- **STATED TASK**
Find all lines in the records that include the word "values", and copy them out.

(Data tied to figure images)
## BEGIN
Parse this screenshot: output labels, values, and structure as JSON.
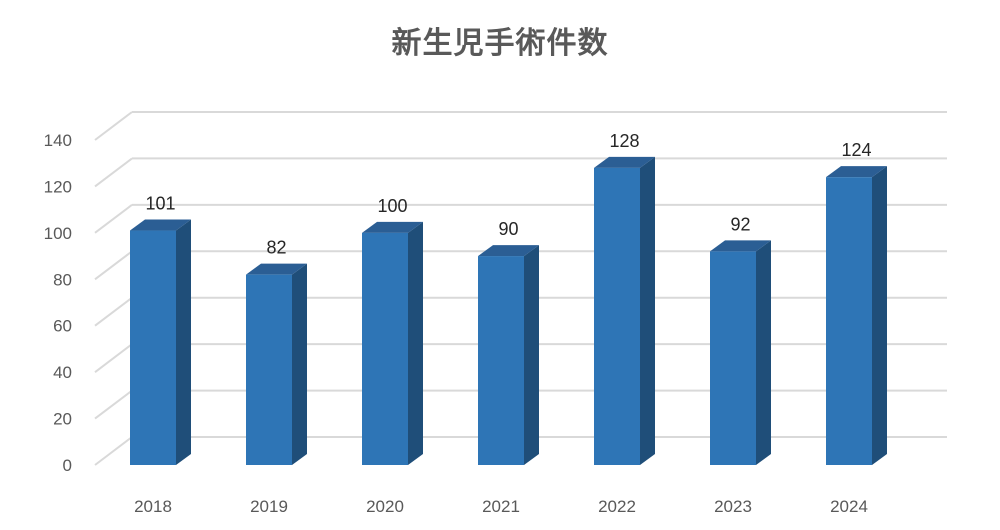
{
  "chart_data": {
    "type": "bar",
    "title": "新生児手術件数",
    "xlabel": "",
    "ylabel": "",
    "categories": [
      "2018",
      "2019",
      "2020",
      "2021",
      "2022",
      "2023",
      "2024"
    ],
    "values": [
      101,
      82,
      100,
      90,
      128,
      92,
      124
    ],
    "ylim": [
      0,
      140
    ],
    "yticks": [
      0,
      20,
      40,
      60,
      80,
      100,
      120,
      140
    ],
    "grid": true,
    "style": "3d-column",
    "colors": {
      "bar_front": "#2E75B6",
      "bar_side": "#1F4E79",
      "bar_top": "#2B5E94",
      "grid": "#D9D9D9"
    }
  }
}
## END
- **WRITTEN ANSWER**
Parse this screenshot: output labels, values, and structure as JSON.
    "values": [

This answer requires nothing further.